▸ Extrait du document:
À partir de l'an prochain, des millions d'habitants de la cité-État d'Asie du Sud-Est auront accès à des services publics et privés en s'identifiant par reconnaissance faciale avec le système SingPass. Grâce à ces vérifications biométriques, plus besoin de se souvenir d'un mot de passe ou d'utiliser une clé de sécurité électronique, soulignent les créateurs du système.

Cette réforme participe de la volonté de Singapour de miser à fond sur le développement des nouvelles technologies, des paiements électroniques aux moyens de transports autonomes. "Nous voulons être innovants en appliquant la technologie au bénéfice de nos citoyens et de nos entreprises", indique Kwok Quek Sin, collaborateur de l'agence gouvernementale Govtech. La reconnaissance faciale est une technologie déjà adoptée ailleurs, notamment par les géants technologiques américains Apple ou Google pour utiliser un téléphone ou payer.

Plusieurs pays ont aussi déployé cette technologie pour des passeports biométriques et dans des aéroports pour vérifier l'identité de voyageurs. Mais ce projet gouvernemental est l'un des plus ambitieux. Cette technologie nécessite de prendre une série de photos du visage d'une personne sous plusieurs éclairages. Les images sont ensuite intégrées à des bases de données gouvernementales comme celles des cartes d'identité ou des passeports.

▸ Données fournies:
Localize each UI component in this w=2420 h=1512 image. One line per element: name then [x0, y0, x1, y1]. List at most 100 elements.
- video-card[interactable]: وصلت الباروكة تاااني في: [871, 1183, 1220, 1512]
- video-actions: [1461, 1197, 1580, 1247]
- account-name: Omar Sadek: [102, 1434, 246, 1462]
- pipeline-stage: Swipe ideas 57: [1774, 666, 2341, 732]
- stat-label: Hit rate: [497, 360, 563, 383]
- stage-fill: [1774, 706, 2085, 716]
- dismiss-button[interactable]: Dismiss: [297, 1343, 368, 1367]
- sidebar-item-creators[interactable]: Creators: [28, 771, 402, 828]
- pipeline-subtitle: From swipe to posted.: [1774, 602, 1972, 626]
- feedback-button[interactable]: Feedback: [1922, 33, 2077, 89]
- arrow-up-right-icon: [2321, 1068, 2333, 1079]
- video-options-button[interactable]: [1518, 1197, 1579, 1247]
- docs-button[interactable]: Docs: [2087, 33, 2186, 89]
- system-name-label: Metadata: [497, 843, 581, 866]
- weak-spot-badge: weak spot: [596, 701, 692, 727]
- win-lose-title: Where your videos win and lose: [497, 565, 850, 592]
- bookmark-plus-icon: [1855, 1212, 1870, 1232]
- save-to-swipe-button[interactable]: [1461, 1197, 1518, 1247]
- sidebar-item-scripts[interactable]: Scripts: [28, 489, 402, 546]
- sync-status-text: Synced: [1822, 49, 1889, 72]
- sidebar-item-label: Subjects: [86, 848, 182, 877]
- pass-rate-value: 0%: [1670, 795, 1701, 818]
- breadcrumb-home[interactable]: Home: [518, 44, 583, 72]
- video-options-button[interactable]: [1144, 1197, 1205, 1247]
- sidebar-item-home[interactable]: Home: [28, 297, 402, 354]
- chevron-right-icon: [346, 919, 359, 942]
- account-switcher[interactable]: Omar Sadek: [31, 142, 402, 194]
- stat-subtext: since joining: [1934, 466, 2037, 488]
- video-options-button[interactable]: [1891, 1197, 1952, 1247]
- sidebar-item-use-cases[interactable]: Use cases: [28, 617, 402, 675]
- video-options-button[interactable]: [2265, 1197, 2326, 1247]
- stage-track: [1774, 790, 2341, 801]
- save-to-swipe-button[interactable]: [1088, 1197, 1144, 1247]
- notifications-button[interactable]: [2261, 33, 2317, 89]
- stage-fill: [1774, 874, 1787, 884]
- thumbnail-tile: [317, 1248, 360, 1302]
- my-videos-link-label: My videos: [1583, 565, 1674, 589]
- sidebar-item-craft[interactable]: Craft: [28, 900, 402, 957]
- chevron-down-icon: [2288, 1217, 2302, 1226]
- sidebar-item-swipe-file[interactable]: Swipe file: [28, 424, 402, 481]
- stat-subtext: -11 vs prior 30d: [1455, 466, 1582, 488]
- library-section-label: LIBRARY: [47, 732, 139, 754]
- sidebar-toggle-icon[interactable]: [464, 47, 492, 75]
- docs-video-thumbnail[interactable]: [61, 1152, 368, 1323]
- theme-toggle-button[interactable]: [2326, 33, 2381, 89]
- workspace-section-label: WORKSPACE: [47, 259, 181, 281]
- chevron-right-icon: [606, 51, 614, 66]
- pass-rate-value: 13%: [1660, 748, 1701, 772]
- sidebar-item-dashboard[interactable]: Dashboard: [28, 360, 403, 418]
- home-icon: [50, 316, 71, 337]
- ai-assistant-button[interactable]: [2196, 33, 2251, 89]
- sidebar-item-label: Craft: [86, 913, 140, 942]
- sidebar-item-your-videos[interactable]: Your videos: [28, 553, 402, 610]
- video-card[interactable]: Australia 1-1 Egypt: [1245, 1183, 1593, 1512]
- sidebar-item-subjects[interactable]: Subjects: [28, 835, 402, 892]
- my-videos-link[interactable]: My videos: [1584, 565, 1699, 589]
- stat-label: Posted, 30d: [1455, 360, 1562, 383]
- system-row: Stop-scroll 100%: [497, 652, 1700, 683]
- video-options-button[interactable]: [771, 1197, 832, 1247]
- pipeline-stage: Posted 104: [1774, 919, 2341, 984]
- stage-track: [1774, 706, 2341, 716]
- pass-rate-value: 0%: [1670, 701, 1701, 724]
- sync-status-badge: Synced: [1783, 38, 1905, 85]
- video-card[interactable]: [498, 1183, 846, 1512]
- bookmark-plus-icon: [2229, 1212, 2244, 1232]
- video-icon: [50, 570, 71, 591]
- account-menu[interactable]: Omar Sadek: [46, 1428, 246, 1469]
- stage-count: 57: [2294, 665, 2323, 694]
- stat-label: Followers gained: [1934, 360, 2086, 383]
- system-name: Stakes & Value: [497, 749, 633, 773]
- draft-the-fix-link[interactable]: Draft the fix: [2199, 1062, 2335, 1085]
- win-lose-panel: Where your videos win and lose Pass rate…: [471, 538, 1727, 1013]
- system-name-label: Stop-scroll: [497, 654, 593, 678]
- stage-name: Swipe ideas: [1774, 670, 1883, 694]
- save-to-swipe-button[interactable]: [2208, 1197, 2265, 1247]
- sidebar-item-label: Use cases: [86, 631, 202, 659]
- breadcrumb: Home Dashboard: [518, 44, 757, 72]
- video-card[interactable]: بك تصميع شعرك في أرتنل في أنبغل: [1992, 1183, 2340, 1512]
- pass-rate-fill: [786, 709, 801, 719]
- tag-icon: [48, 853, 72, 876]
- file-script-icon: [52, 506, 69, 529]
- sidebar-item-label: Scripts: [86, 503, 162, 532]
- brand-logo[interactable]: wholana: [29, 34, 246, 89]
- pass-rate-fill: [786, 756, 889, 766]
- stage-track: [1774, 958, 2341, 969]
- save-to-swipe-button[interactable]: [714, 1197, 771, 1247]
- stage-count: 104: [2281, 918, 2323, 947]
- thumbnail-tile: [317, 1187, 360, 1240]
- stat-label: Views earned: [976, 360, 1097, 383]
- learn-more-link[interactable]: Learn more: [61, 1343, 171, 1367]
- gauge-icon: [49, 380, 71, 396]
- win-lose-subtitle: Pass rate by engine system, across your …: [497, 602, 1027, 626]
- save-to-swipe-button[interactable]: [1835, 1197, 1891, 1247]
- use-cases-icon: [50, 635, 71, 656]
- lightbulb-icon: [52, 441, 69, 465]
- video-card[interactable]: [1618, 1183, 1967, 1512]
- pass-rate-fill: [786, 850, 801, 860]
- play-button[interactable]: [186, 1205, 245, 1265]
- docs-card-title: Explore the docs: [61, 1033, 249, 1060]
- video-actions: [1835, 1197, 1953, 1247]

▸ Énoncé du problème: D'après l'extrait du document, quel système permettra aux habitants de Singapour de s'identifier par reconnaissance faciale ?

▸ Réponse: Le système SingPass.